Tasks →
• a. Repeat the passage of the article on IBM's Corio purchase from "January 28, 2005" up to and including "IBM Global Services.".
• b. Answer these questions using the article on IBM's Corio purchase.
(i) How much did IBM agree to pay for Corio?
(ii) Through a network of how many systems integrators does Corio target midmarket customers?
(iii) Where did Riegel say IBM would say more about Corio's partners?

Document segment →
IBM's Corio Buy: What's In Store For Midmarket Partners?
January 28, 2005 3:00 PM ET
Why would IBM agree to pay $182 million for a company that has reported consecutive yearly losses throughout its entire life span? Yet that financial description fits Corio, a pioneer in delivering enterprise applications over the Internet, which IBM said last week it will acquire for its hosted business run by IBM Global Services.
"Corio has a great team of professionals in their data centers and a management team who understands these hosted applications and knows how to make them scale," said Mike Riegel, director of On Demand for IGS. "Essentially, what we're buying is Corio's tools and people."
Big Blue is also buying an application hosting company that, through a network of 28 systems integrators, targets midmarket customers. Now the question arises: What will happen to these partners when Corio becomes part of IGS? "Those Corio partners serve midmarket clients, and we absolutely want them to become IBM partners and keep doing exactly what they're doing today to serve our clients," Riegel said. "We want them as IBM partners, and we'll say more about this at PartnerWorld at the end of February."
IBM, Armonk, N.Y., declined to elaborate, leaving many Corio partners in a quandary. "As a Corio partner, we expect to be impacted, but it's too early to say what that impact will be," said Venkat Devraj, CEO of ExtraQuest, Greenwood Village, Colo., which provides database administration outsourcing services and autonomic technology. "Given the new relationship dynamics, I suspect the value to IBM will be with our administration technology rather than our services."

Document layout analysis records
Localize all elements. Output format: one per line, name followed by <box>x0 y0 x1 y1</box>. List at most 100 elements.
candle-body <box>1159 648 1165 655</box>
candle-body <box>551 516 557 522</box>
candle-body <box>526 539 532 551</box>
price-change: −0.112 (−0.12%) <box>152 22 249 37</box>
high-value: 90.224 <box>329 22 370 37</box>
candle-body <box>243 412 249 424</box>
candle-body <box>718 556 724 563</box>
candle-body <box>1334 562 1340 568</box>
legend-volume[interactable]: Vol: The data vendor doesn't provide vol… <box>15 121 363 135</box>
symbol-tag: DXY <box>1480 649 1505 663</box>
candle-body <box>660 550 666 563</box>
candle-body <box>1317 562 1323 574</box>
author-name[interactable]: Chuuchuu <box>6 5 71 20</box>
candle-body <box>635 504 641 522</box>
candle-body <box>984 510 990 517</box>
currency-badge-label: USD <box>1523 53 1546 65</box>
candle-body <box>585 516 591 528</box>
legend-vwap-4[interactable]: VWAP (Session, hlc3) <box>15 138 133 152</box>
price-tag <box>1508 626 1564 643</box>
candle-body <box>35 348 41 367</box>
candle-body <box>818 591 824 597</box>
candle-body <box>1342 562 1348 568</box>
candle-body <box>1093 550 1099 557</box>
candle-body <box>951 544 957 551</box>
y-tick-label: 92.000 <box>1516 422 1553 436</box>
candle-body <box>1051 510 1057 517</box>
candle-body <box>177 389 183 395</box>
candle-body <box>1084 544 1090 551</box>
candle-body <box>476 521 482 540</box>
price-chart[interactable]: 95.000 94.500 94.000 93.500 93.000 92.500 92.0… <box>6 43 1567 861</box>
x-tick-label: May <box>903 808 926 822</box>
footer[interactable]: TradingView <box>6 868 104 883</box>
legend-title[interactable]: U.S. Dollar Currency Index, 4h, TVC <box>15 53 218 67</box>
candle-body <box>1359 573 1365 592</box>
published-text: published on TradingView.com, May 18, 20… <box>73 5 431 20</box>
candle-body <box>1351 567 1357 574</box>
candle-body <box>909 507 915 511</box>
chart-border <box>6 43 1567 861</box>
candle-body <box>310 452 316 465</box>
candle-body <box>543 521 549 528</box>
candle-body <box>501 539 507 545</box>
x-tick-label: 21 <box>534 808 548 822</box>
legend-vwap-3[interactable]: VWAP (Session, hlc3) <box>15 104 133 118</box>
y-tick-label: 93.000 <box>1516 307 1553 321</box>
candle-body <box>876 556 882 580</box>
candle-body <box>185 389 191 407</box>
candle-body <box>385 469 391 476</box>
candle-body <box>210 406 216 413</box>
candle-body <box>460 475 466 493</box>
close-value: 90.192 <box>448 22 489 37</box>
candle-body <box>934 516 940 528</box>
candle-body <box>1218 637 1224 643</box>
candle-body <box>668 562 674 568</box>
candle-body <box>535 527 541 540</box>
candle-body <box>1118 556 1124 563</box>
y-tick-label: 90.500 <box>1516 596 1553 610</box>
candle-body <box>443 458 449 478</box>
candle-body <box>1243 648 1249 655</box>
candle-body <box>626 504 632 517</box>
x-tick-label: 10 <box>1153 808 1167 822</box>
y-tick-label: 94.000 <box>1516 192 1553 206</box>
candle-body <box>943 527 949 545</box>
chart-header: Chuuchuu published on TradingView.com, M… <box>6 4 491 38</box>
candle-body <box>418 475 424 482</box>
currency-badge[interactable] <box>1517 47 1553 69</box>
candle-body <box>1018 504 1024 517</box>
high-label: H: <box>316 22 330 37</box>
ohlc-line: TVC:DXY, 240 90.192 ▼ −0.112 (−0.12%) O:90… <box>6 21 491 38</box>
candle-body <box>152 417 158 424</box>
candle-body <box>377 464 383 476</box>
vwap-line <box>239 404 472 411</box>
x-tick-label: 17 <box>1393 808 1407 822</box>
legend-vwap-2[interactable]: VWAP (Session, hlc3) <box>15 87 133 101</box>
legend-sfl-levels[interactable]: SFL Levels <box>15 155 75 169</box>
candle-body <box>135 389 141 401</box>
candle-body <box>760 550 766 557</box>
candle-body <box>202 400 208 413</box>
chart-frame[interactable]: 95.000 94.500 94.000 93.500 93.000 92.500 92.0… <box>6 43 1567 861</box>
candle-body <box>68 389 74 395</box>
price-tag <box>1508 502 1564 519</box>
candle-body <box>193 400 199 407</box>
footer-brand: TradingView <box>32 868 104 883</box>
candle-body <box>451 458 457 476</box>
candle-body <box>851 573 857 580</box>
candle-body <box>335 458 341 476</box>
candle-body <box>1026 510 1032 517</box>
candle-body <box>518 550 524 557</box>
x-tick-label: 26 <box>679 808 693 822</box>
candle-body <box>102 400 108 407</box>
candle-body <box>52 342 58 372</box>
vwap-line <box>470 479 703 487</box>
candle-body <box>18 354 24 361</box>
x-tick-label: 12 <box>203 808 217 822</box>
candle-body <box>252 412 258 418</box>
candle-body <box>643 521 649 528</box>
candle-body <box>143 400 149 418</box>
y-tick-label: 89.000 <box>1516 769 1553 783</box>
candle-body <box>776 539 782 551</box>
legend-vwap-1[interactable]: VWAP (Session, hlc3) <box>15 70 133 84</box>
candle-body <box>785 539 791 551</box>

Answers to the exercises →
• a.
January 28, 2005 3:00 PM ET
Why would IBM agree to pay $182 million for a company that has reported consecutive yearly losses throughout its entire life span? Yet that financial description fits Corio, a pioneer in delivering enterprise applications over the Internet, which IBM said last week it will acquire for its hosted business run by IBM Global Services.

• b.
(i) $182 million
(ii) 28
(iii) At PartnerWorld at the end of February